Omit every picture, then give all the entries again exactly.

**Data in this exercise:**
%%
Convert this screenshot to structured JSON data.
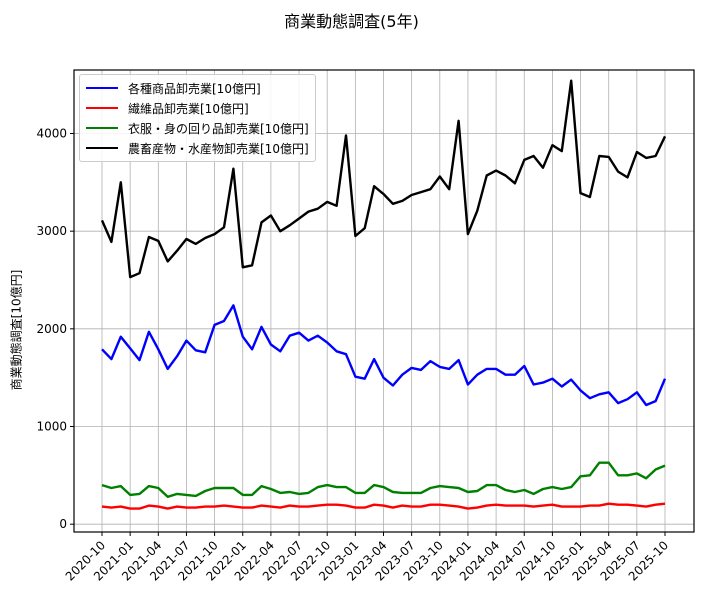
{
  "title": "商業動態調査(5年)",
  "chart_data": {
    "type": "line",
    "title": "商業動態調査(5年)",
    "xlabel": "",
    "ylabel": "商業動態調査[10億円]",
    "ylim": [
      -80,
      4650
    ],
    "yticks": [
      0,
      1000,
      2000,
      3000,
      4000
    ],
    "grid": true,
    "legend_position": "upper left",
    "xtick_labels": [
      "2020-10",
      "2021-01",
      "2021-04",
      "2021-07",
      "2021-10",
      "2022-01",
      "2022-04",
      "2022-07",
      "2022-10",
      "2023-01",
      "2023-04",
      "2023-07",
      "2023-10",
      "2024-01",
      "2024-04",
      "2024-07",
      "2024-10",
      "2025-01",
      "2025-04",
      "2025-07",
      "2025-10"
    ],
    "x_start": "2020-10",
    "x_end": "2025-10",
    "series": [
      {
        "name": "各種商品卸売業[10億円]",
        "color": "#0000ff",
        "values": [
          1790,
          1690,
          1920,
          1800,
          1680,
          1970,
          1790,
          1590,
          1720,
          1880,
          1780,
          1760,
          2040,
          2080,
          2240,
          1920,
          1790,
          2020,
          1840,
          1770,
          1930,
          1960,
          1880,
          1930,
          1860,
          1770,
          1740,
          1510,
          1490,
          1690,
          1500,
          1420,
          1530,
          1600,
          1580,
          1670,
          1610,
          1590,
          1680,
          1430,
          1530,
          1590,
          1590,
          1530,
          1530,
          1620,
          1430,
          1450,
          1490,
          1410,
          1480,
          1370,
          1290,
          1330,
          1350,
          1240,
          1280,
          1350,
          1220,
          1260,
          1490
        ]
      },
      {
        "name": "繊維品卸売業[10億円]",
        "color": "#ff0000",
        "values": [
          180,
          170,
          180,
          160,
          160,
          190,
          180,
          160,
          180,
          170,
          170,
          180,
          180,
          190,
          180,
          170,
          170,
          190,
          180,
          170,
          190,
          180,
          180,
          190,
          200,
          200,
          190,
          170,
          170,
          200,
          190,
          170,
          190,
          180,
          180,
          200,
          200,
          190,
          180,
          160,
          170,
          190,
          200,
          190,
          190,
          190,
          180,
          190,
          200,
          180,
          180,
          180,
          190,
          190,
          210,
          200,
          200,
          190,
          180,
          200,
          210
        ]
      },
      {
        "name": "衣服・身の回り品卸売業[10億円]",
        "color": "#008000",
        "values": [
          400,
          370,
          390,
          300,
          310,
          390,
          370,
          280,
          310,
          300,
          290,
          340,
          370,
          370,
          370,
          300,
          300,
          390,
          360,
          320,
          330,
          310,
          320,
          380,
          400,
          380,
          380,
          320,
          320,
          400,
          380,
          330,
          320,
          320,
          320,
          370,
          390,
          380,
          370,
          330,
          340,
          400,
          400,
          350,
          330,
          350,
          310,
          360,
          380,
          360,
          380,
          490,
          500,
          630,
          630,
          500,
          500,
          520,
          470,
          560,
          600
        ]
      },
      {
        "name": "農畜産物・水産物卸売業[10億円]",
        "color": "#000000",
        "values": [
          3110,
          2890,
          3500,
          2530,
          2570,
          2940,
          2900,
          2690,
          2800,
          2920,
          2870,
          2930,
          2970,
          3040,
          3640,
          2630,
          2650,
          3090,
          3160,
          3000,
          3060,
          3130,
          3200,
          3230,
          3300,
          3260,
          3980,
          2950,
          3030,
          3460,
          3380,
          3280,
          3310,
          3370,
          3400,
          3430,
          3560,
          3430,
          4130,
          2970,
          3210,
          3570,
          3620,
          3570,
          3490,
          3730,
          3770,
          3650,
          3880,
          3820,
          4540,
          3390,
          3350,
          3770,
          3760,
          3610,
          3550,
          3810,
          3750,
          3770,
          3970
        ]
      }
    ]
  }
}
%%
**Solution for this problem:**
Convert this screenshot to structured JSON data.
{
  "title": "商業動態調査(5年)",
  "chart_data": {
    "type": "line",
    "title": "商業動態調査(5年)",
    "xlabel": "",
    "ylabel": "商業動態調査[10億円]",
    "ylim": [
      -80,
      4650
    ],
    "yticks": [
      0,
      1000,
      2000,
      3000,
      4000
    ],
    "grid": true,
    "legend_position": "upper left",
    "xtick_labels": [
      "2020-10",
      "2021-01",
      "2021-04",
      "2021-07",
      "2021-10",
      "2022-01",
      "2022-04",
      "2022-07",
      "2022-10",
      "2023-01",
      "2023-04",
      "2023-07",
      "2023-10",
      "2024-01",
      "2024-04",
      "2024-07",
      "2024-10",
      "2025-01",
      "2025-04",
      "2025-07",
      "2025-10"
    ],
    "x_start": "2020-10",
    "x_end": "2025-10",
    "series": [
      {
        "name": "各種商品卸売業[10億円]",
        "color": "#0000ff",
        "values": [
          1790,
          1690,
          1920,
          1800,
          1680,
          1970,
          1790,
          1590,
          1720,
          1880,
          1780,
          1760,
          2040,
          2080,
          2240,
          1920,
          1790,
          2020,
          1840,
          1770,
          1930,
          1960,
          1880,
          1930,
          1860,
          1770,
          1740,
          1510,
          1490,
          1690,
          1500,
          1420,
          1530,
          1600,
          1580,
          1670,
          1610,
          1590,
          1680,
          1430,
          1530,
          1590,
          1590,
          1530,
          1530,
          1620,
          1430,
          1450,
          1490,
          1410,
          1480,
          1370,
          1290,
          1330,
          1350,
          1240,
          1280,
          1350,
          1220,
          1260,
          1490
        ]
      },
      {
        "name": "繊維品卸売業[10億円]",
        "color": "#ff0000",
        "values": [
          180,
          170,
          180,
          160,
          160,
          190,
          180,
          160,
          180,
          170,
          170,
          180,
          180,
          190,
          180,
          170,
          170,
          190,
          180,
          170,
          190,
          180,
          180,
          190,
          200,
          200,
          190,
          170,
          170,
          200,
          190,
          170,
          190,
          180,
          180,
          200,
          200,
          190,
          180,
          160,
          170,
          190,
          200,
          190,
          190,
          190,
          180,
          190,
          200,
          180,
          180,
          180,
          190,
          190,
          210,
          200,
          200,
          190,
          180,
          200,
          210
        ]
      },
      {
        "name": "衣服・身の回り品卸売業[10億円]",
        "color": "#008000",
        "values": [
          400,
          370,
          390,
          300,
          310,
          390,
          370,
          280,
          310,
          300,
          290,
          340,
          370,
          370,
          370,
          300,
          300,
          390,
          360,
          320,
          330,
          310,
          320,
          380,
          400,
          380,
          380,
          320,
          320,
          400,
          380,
          330,
          320,
          320,
          320,
          370,
          390,
          380,
          370,
          330,
          340,
          400,
          400,
          350,
          330,
          350,
          310,
          360,
          380,
          360,
          380,
          490,
          500,
          630,
          630,
          500,
          500,
          520,
          470,
          560,
          600
        ]
      },
      {
        "name": "農畜産物・水産物卸売業[10億円]",
        "color": "#000000",
        "values": [
          3110,
          2890,
          3500,
          2530,
          2570,
          2940,
          2900,
          2690,
          2800,
          2920,
          2870,
          2930,
          2970,
          3040,
          3640,
          2630,
          2650,
          3090,
          3160,
          3000,
          3060,
          3130,
          3200,
          3230,
          3300,
          3260,
          3980,
          2950,
          3030,
          3460,
          3380,
          3280,
          3310,
          3370,
          3400,
          3430,
          3560,
          3430,
          4130,
          2970,
          3210,
          3570,
          3620,
          3570,
          3490,
          3730,
          3770,
          3650,
          3880,
          3820,
          4540,
          3390,
          3350,
          3770,
          3760,
          3610,
          3550,
          3810,
          3750,
          3770,
          3970
        ]
      }
    ]
  }
}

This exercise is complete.